TASK OBJECTIVE:
Exactly reproduce all the records, keeping pictures out of the copy.

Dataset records
◆ ◆ ◆ ◆

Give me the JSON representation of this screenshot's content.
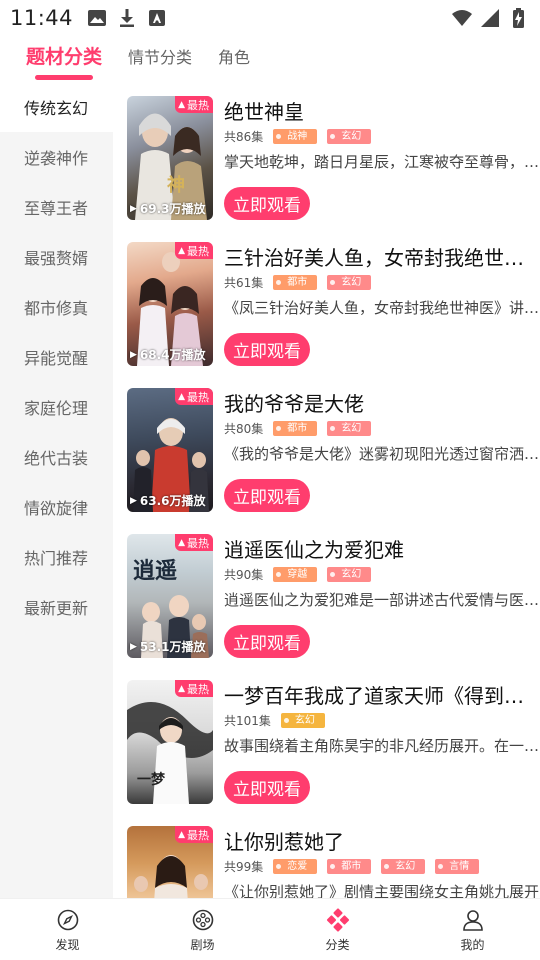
{
  "status_bar": {
    "time": "11:44"
  },
  "top_tabs": [
    {
      "label": "题材分类",
      "active": true
    },
    {
      "label": "情节分类",
      "active": false
    },
    {
      "label": "角色",
      "active": false
    }
  ],
  "sidebar": {
    "items": [
      {
        "label": "传统玄幻",
        "active": true
      },
      {
        "label": "逆袭神作",
        "active": false
      },
      {
        "label": "至尊王者",
        "active": false
      },
      {
        "label": "最强赘婿",
        "active": false
      },
      {
        "label": "都市修真",
        "active": false
      },
      {
        "label": "异能觉醒",
        "active": false
      },
      {
        "label": "家庭伦理",
        "active": false
      },
      {
        "label": "绝代古装",
        "active": false
      },
      {
        "label": "情欲旋律",
        "active": false
      },
      {
        "label": "热门推荐",
        "active": false
      },
      {
        "label": "最新更新",
        "active": false
      }
    ]
  },
  "cards": [
    {
      "title": "绝世神皇",
      "episodes": "共86集",
      "tags": [
        {
          "label": "战神",
          "color": "orange"
        },
        {
          "label": "玄幻",
          "color": "pink"
        }
      ],
      "desc": "掌天地乾坤，踏日月星辰，江寒被夺至尊骨，惨遭灭门",
      "hot": "最热",
      "plays": "69.3万播放",
      "button": "立即观看"
    },
    {
      "title": "三针治好美人鱼，女帝封我绝世神医",
      "episodes": "共61集",
      "tags": [
        {
          "label": "都市",
          "color": "orange"
        },
        {
          "label": "玄幻",
          "color": "pink"
        }
      ],
      "desc": "《凤三针治好美人鱼，女帝封我绝世神医》讲述了",
      "hot": "最热",
      "plays": "68.4万播放",
      "button": "立即观看"
    },
    {
      "title": "我的爷爷是大佬",
      "episodes": "共80集",
      "tags": [
        {
          "label": "都市",
          "color": "orange"
        },
        {
          "label": "玄幻",
          "color": "pink"
        }
      ],
      "desc": "《我的爷爷是大佬》迷雾初现阳光透过窗帘洒进房间",
      "hot": "最热",
      "plays": "63.6万播放",
      "button": "立即观看"
    },
    {
      "title": "逍遥医仙之为爱犯难",
      "episodes": "共90集",
      "tags": [
        {
          "label": "穿越",
          "color": "orange"
        },
        {
          "label": "玄幻",
          "color": "pink"
        }
      ],
      "desc": "逍遥医仙之为爱犯难是一部讲述古代爱情与医术的短剧",
      "hot": "最热",
      "plays": "53.1万播放",
      "button": "立即观看"
    },
    {
      "title": "一梦百年我成了道家天师《得到道家天师》",
      "episodes": "共101集",
      "tags": [
        {
          "label": "玄幻",
          "color": "gold"
        }
      ],
      "desc": "故事围绕着主角陈昊宇的非凡经历展开。在一次意外中",
      "hot": "最热",
      "plays": "",
      "button": "立即观看"
    },
    {
      "title": "让你别惹她了",
      "episodes": "共99集",
      "tags": [
        {
          "label": "恋爱",
          "color": "orange"
        },
        {
          "label": "都市",
          "color": "pink"
        },
        {
          "label": "玄幻",
          "color": "pink"
        },
        {
          "label": "言情",
          "color": "pink"
        }
      ],
      "desc": "《让你别惹她了》剧情主要围绕女主角姚九展开",
      "hot": "最热",
      "plays": "",
      "button": "立即观看"
    }
  ],
  "bottom_nav": [
    {
      "label": "发现",
      "icon": "compass-icon",
      "active": false
    },
    {
      "label": "剧场",
      "icon": "film-reel-icon",
      "active": false
    },
    {
      "label": "分类",
      "icon": "category-icon",
      "active": true
    },
    {
      "label": "我的",
      "icon": "profile-icon",
      "active": false
    }
  ],
  "colors": {
    "accent": "#ff3d6e",
    "tag_orange": "#ff9c6a",
    "tag_pink": "#ff8a8a",
    "tag_gold": "#f5b53f"
  }
}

◆ ◆ ◆ ◆

TASK ANSWER:
Give me the JSON representation of this screenshot's content.
{
  "status_bar": {
    "time": "11:44"
  },
  "top_tabs": [
    {
      "label": "题材分类",
      "active": true
    },
    {
      "label": "情节分类",
      "active": false
    },
    {
      "label": "角色",
      "active": false
    }
  ],
  "sidebar": {
    "items": [
      {
        "label": "传统玄幻",
        "active": true
      },
      {
        "label": "逆袭神作",
        "active": false
      },
      {
        "label": "至尊王者",
        "active": false
      },
      {
        "label": "最强赘婿",
        "active": false
      },
      {
        "label": "都市修真",
        "active": false
      },
      {
        "label": "异能觉醒",
        "active": false
      },
      {
        "label": "家庭伦理",
        "active": false
      },
      {
        "label": "绝代古装",
        "active": false
      },
      {
        "label": "情欲旋律",
        "active": false
      },
      {
        "label": "热门推荐",
        "active": false
      },
      {
        "label": "最新更新",
        "active": false
      }
    ]
  },
  "cards": [
    {
      "title": "绝世神皇",
      "episodes": "共86集",
      "tags": [
        {
          "label": "战神",
          "color": "orange"
        },
        {
          "label": "玄幻",
          "color": "pink"
        }
      ],
      "desc": "掌天地乾坤，踏日月星辰，江寒被夺至尊骨，惨遭灭门",
      "hot": "最热",
      "plays": "69.3万播放",
      "button": "立即观看"
    },
    {
      "title": "三针治好美人鱼，女帝封我绝世神医",
      "episodes": "共61集",
      "tags": [
        {
          "label": "都市",
          "color": "orange"
        },
        {
          "label": "玄幻",
          "color": "pink"
        }
      ],
      "desc": "《凤三针治好美人鱼，女帝封我绝世神医》讲述了",
      "hot": "最热",
      "plays": "68.4万播放",
      "button": "立即观看"
    },
    {
      "title": "我的爷爷是大佬",
      "episodes": "共80集",
      "tags": [
        {
          "label": "都市",
          "color": "orange"
        },
        {
          "label": "玄幻",
          "color": "pink"
        }
      ],
      "desc": "《我的爷爷是大佬》迷雾初现阳光透过窗帘洒进房间",
      "hot": "最热",
      "plays": "63.6万播放",
      "button": "立即观看"
    },
    {
      "title": "逍遥医仙之为爱犯难",
      "episodes": "共90集",
      "tags": [
        {
          "label": "穿越",
          "color": "orange"
        },
        {
          "label": "玄幻",
          "color": "pink"
        }
      ],
      "desc": "逍遥医仙之为爱犯难是一部讲述古代爱情与医术的短剧",
      "hot": "最热",
      "plays": "53.1万播放",
      "button": "立即观看"
    },
    {
      "title": "一梦百年我成了道家天师《得到道家天师》",
      "episodes": "共101集",
      "tags": [
        {
          "label": "玄幻",
          "color": "gold"
        }
      ],
      "desc": "故事围绕着主角陈昊宇的非凡经历展开。在一次意外中",
      "hot": "最热",
      "plays": "",
      "button": "立即观看"
    },
    {
      "title": "让你别惹她了",
      "episodes": "共99集",
      "tags": [
        {
          "label": "恋爱",
          "color": "orange"
        },
        {
          "label": "都市",
          "color": "pink"
        },
        {
          "label": "玄幻",
          "color": "pink"
        },
        {
          "label": "言情",
          "color": "pink"
        }
      ],
      "desc": "《让你别惹她了》剧情主要围绕女主角姚九展开",
      "hot": "最热",
      "plays": "",
      "button": "立即观看"
    }
  ],
  "bottom_nav": [
    {
      "label": "发现",
      "icon": "compass-icon",
      "active": false
    },
    {
      "label": "剧场",
      "icon": "film-reel-icon",
      "active": false
    },
    {
      "label": "分类",
      "icon": "category-icon",
      "active": true
    },
    {
      "label": "我的",
      "icon": "profile-icon",
      "active": false
    }
  ],
  "colors": {
    "accent": "#ff3d6e",
    "tag_orange": "#ff9c6a",
    "tag_pink": "#ff8a8a",
    "tag_gold": "#f5b53f"
  }
}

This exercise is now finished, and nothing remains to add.